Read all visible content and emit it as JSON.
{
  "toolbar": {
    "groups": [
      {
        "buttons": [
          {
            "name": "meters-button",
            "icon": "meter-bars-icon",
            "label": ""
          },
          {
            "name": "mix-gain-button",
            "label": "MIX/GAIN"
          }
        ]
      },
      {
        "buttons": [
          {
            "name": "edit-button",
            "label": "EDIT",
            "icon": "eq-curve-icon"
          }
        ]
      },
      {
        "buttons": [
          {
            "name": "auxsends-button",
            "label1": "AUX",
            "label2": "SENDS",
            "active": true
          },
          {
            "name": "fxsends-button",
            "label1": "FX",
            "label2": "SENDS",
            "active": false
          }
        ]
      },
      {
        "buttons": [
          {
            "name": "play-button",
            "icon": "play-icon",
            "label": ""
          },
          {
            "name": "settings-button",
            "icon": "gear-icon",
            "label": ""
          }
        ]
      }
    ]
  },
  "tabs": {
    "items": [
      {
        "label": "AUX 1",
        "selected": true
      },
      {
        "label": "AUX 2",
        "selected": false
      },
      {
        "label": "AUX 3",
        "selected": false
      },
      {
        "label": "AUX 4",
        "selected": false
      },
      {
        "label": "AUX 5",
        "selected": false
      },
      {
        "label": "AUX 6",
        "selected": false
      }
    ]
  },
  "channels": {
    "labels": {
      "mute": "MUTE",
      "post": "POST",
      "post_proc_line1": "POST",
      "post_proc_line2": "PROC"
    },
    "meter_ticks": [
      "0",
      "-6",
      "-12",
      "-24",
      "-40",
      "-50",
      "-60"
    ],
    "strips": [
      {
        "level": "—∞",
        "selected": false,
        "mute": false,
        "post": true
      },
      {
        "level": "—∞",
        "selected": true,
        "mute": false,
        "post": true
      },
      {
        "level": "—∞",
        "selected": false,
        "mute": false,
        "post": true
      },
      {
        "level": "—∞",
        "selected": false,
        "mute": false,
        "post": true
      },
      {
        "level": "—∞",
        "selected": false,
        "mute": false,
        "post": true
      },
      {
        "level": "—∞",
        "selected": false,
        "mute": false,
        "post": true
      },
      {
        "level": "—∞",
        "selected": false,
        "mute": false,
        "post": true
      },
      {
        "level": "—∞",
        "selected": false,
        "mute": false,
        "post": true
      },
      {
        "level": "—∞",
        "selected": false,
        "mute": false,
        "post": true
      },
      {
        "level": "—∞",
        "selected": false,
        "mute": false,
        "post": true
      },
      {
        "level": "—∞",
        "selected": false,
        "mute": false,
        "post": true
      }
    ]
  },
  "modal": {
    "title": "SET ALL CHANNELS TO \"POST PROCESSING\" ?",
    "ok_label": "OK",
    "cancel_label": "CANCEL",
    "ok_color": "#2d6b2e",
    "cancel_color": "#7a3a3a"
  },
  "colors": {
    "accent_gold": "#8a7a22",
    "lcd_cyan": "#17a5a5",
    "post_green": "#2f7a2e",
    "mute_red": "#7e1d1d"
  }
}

========================================================================

Take the listing above and set it down exactly.

[Worked answer]:
Read all visible content and emit it as JSON.
{
  "toolbar": {
    "groups": [
      {
        "buttons": [
          {
            "name": "meters-button",
            "icon": "meter-bars-icon",
            "label": ""
          },
          {
            "name": "mix-gain-button",
            "label": "MIX/GAIN"
          }
        ]
      },
      {
        "buttons": [
          {
            "name": "edit-button",
            "label": "EDIT",
            "icon": "eq-curve-icon"
          }
        ]
      },
      {
        "buttons": [
          {
            "name": "auxsends-button",
            "label1": "AUX",
            "label2": "SENDS",
            "active": true
          },
          {
            "name": "fxsends-button",
            "label1": "FX",
            "label2": "SENDS",
            "active": false
          }
        ]
      },
      {
        "buttons": [
          {
            "name": "play-button",
            "icon": "play-icon",
            "label": ""
          },
          {
            "name": "settings-button",
            "icon": "gear-icon",
            "label": ""
          }
        ]
      }
    ]
  },
  "tabs": {
    "items": [
      {
        "label": "AUX 1",
        "selected": true
      },
      {
        "label": "AUX 2",
        "selected": false
      },
      {
        "label": "AUX 3",
        "selected": false
      },
      {
        "label": "AUX 4",
        "selected": false
      },
      {
        "label": "AUX 5",
        "selected": false
      },
      {
        "label": "AUX 6",
        "selected": false
      }
    ]
  },
  "channels": {
    "labels": {
      "mute": "MUTE",
      "post": "POST",
      "post_proc_line1": "POST",
      "post_proc_line2": "PROC"
    },
    "meter_ticks": [
      "0",
      "-6",
      "-12",
      "-24",
      "-40",
      "-50",
      "-60"
    ],
    "strips": [
      {
        "level": "—∞",
        "selected": false,
        "mute": false,
        "post": true
      },
      {
        "level": "—∞",
        "selected": true,
        "mute": false,
        "post": true
      },
      {
        "level": "—∞",
        "selected": false,
        "mute": false,
        "post": true
      },
      {
        "level": "—∞",
        "selected": false,
        "mute": false,
        "post": true
      },
      {
        "level": "—∞",
        "selected": false,
        "mute": false,
        "post": true
      },
      {
        "level": "—∞",
        "selected": false,
        "mute": false,
        "post": true
      },
      {
        "level": "—∞",
        "selected": false,
        "mute": false,
        "post": true
      },
      {
        "level": "—∞",
        "selected": false,
        "mute": false,
        "post": true
      },
      {
        "level": "—∞",
        "selected": false,
        "mute": false,
        "post": true
      },
      {
        "level": "—∞",
        "selected": false,
        "mute": false,
        "post": true
      },
      {
        "level": "—∞",
        "selected": false,
        "mute": false,
        "post": true
      }
    ]
  },
  "modal": {
    "title": "SET ALL CHANNELS TO \"POST PROCESSING\" ?",
    "ok_label": "OK",
    "cancel_label": "CANCEL",
    "ok_color": "#2d6b2e",
    "cancel_color": "#7a3a3a"
  },
  "colors": {
    "accent_gold": "#8a7a22",
    "lcd_cyan": "#17a5a5",
    "post_green": "#2f7a2e",
    "mute_red": "#7e1d1d"
  }
}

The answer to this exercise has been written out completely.